## [INSTRUCTIONS FOR THE TASK]
Output solely the number of lines containing the string "Certificate".

## [EXERCISE MATERIAL]
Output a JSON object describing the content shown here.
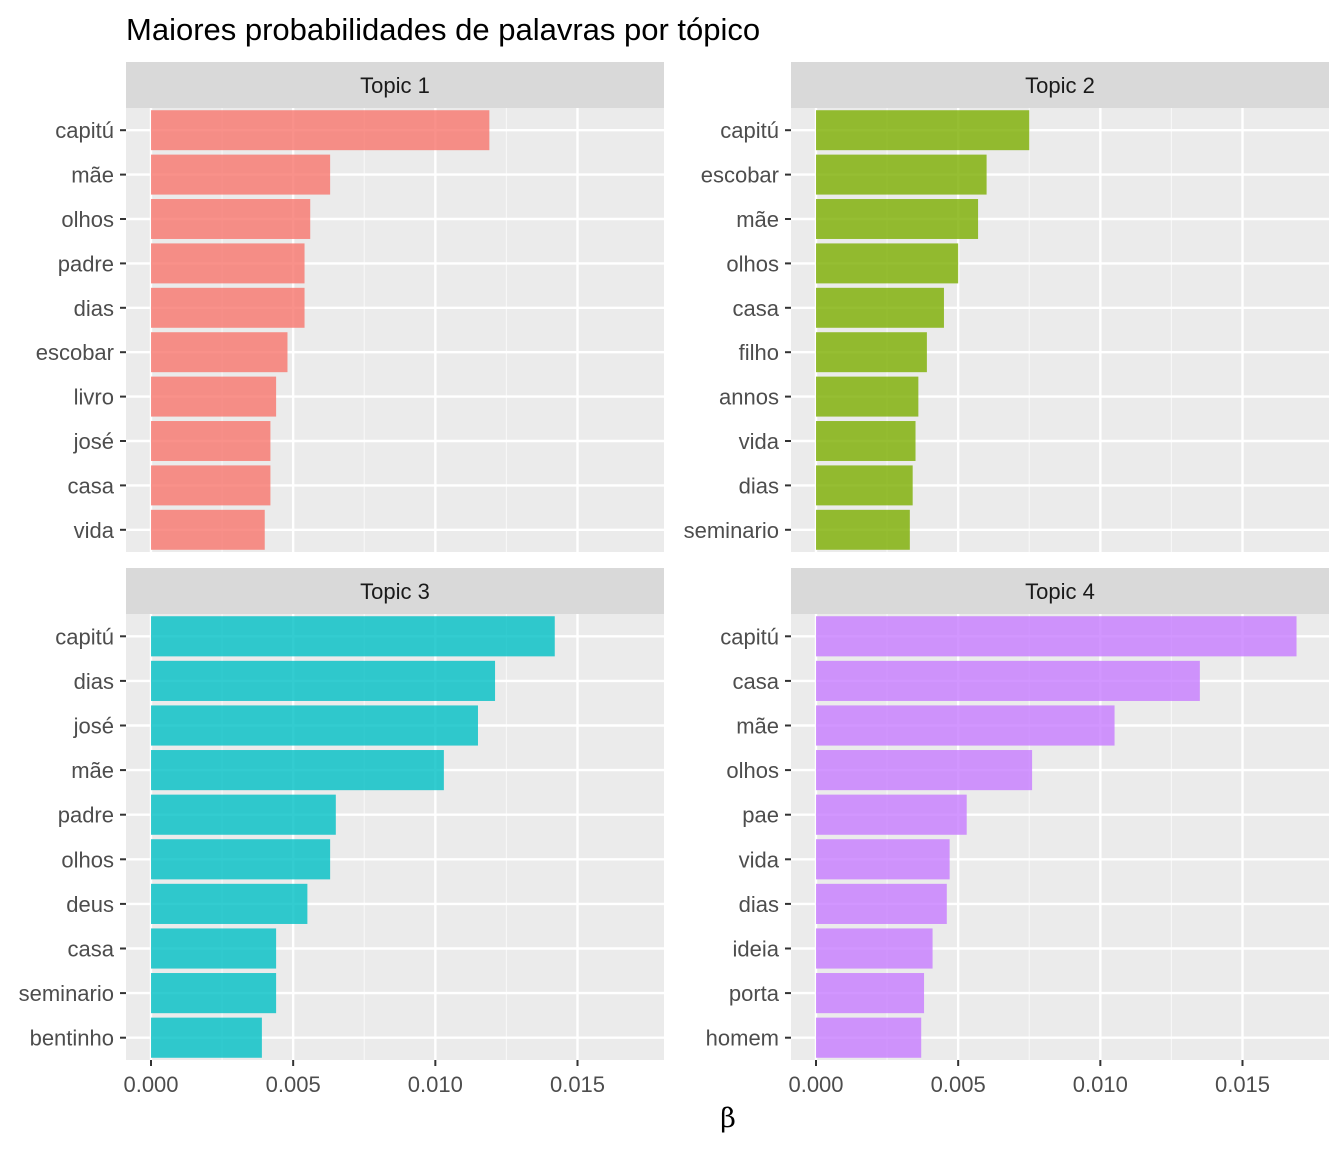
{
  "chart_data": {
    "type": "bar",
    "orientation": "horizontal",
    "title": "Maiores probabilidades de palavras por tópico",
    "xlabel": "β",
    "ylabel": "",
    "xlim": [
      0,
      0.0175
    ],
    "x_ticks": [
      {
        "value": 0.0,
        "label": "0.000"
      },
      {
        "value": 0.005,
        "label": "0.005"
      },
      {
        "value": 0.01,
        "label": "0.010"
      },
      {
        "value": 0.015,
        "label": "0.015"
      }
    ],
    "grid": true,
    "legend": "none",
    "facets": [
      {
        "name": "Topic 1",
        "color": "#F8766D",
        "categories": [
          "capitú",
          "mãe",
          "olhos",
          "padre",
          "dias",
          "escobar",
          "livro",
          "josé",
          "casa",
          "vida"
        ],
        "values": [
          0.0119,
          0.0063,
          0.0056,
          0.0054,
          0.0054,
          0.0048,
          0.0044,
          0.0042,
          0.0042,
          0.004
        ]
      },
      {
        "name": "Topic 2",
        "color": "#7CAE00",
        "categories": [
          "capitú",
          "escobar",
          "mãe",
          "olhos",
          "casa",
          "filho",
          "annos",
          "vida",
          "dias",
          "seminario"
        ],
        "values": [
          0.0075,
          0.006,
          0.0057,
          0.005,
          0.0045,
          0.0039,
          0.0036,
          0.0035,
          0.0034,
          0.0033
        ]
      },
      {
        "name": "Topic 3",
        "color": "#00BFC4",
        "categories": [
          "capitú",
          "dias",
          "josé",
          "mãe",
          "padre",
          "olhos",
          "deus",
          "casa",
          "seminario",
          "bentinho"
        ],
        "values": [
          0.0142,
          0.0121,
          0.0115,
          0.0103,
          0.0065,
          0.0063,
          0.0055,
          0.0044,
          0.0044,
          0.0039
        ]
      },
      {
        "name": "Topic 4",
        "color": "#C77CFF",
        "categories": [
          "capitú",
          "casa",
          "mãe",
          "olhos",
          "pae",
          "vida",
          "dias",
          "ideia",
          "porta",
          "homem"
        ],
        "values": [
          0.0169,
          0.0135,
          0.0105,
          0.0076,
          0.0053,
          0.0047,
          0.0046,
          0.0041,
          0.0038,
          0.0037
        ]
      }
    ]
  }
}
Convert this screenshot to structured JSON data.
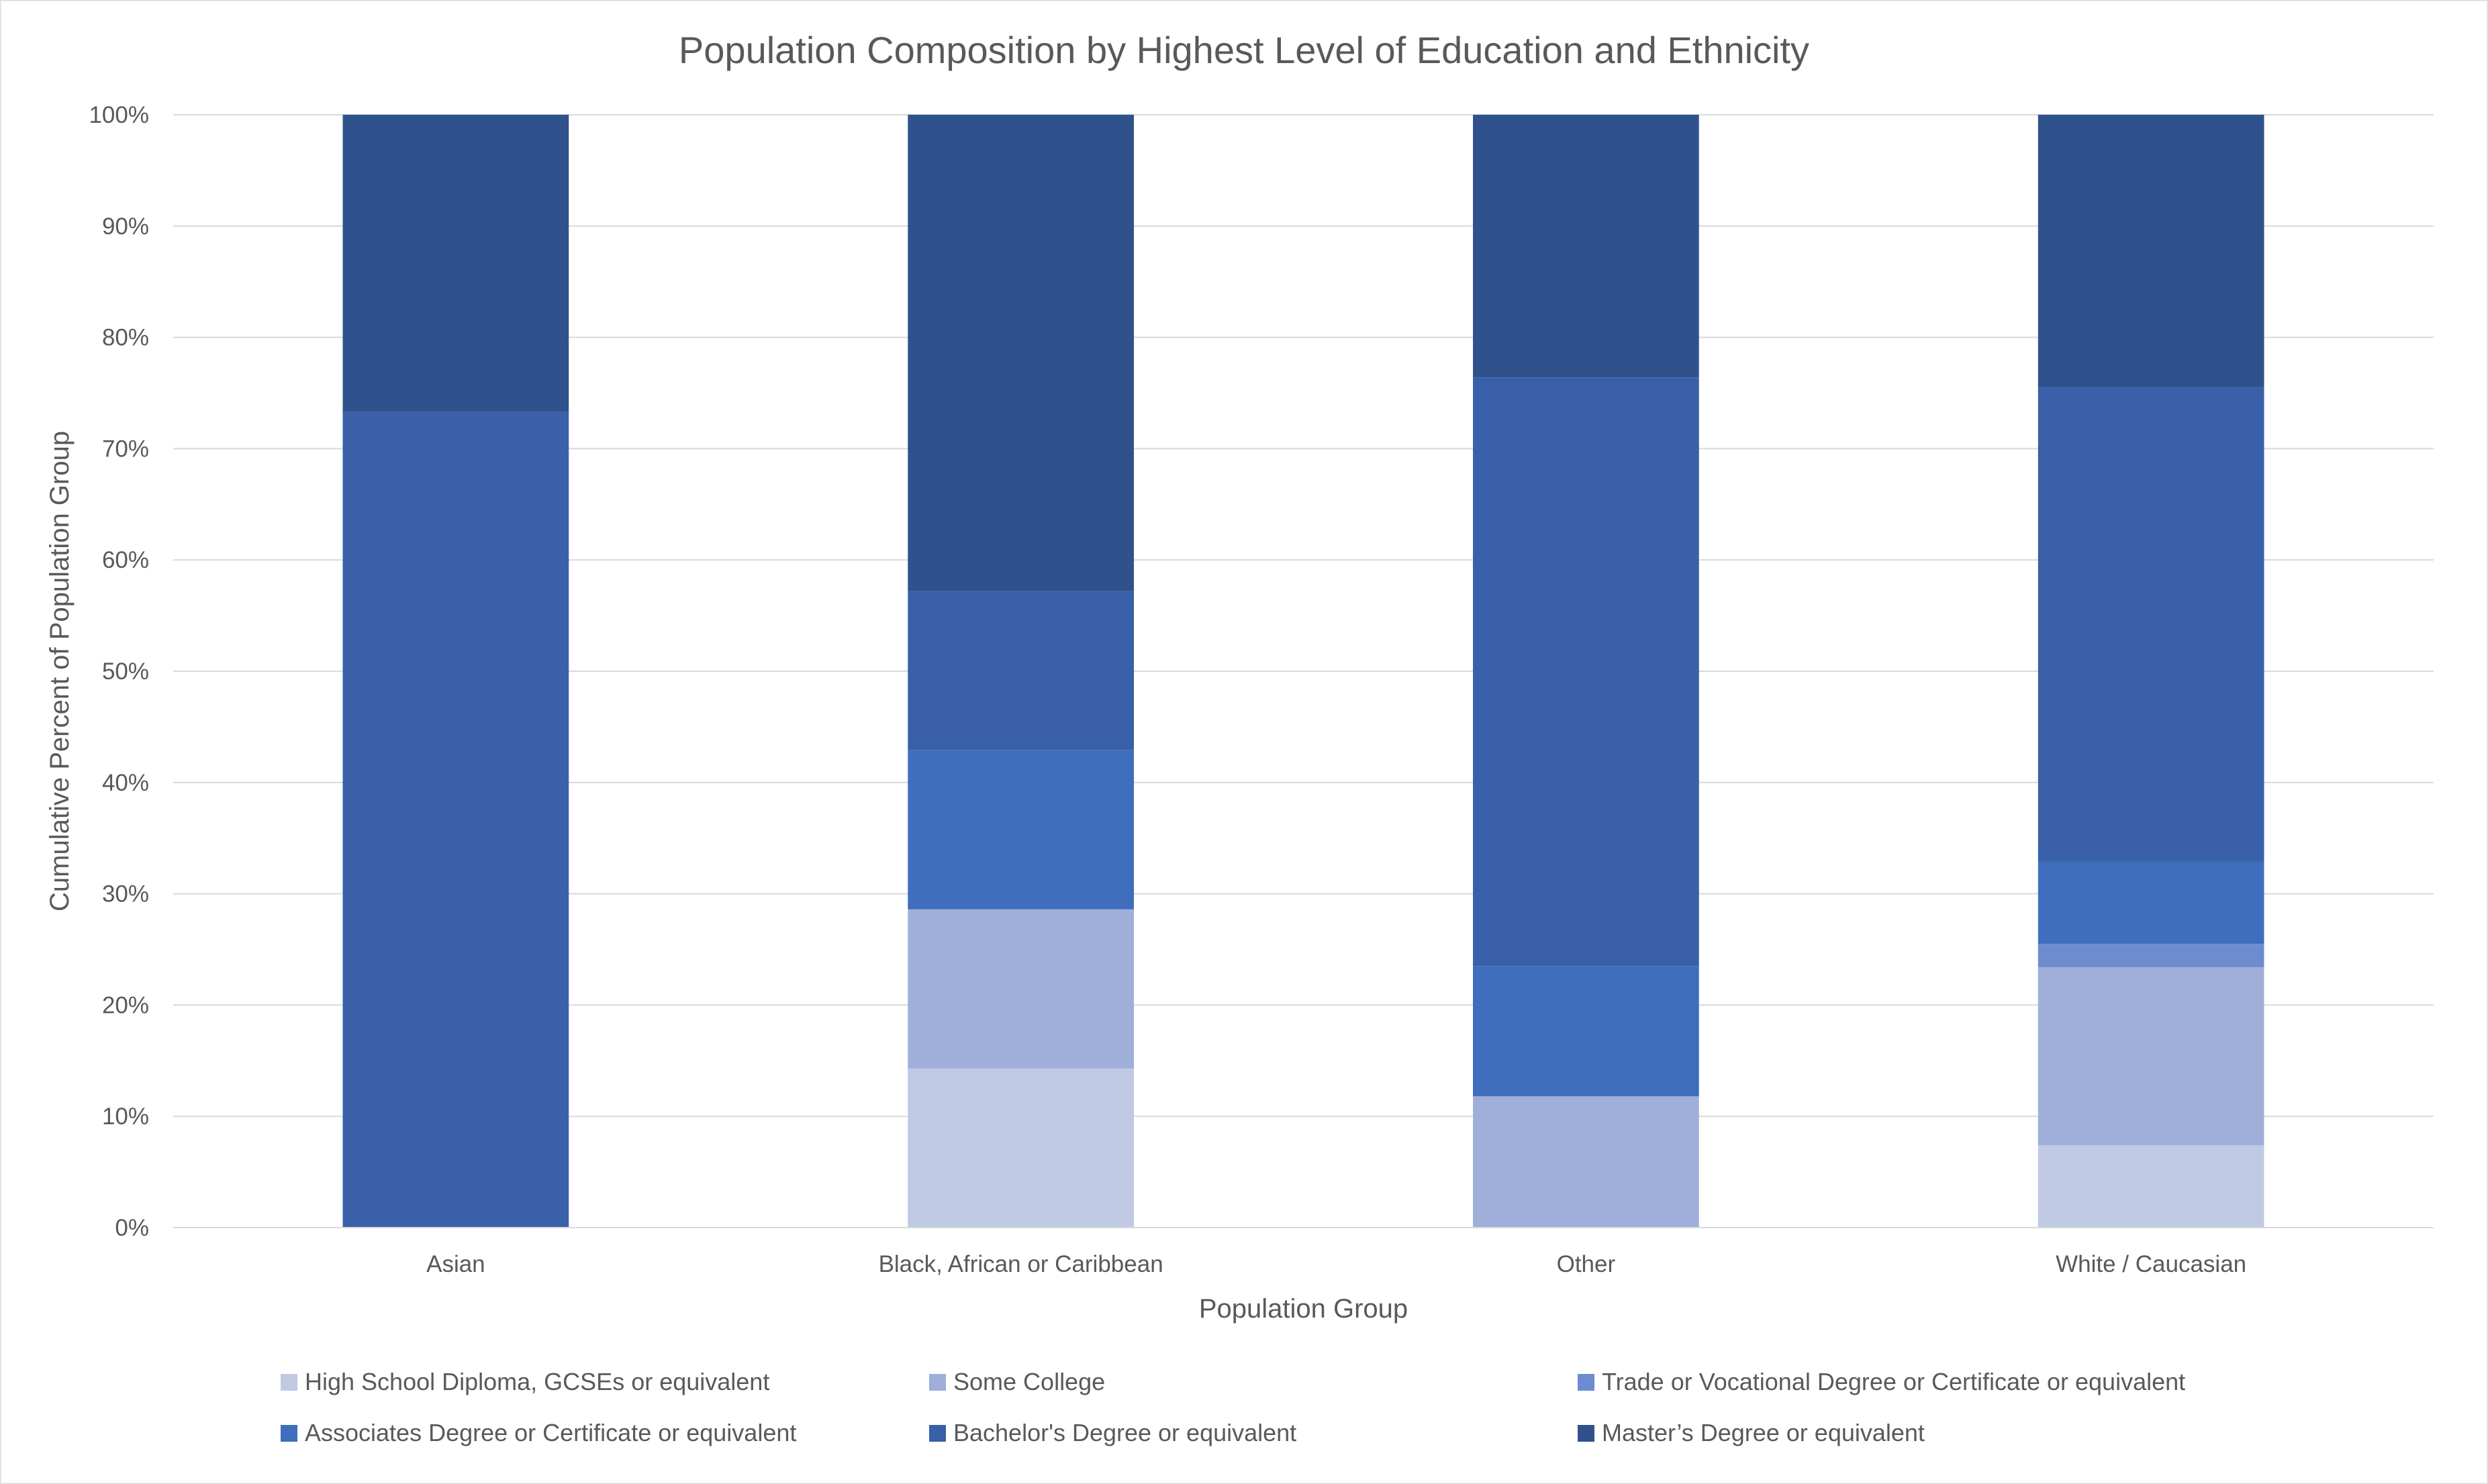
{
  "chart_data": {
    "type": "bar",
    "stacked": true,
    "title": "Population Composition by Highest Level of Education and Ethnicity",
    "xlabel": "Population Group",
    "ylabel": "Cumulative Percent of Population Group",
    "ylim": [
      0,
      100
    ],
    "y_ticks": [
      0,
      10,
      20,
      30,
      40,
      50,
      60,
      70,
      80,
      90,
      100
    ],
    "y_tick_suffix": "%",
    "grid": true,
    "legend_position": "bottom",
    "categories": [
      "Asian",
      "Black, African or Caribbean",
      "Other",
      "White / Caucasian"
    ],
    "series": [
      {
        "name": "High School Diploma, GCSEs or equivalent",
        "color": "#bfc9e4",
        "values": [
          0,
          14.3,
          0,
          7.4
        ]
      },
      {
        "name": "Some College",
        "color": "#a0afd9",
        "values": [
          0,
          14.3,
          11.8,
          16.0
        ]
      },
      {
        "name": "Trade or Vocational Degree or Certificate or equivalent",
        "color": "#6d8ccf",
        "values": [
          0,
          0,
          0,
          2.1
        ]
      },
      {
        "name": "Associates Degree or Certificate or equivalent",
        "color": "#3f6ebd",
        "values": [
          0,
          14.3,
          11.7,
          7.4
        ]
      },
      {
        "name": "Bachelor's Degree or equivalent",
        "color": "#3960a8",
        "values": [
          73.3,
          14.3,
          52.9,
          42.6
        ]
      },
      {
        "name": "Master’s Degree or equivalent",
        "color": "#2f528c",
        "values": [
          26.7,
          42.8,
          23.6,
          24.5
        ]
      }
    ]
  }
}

## [CORRECT RESPONSE]
2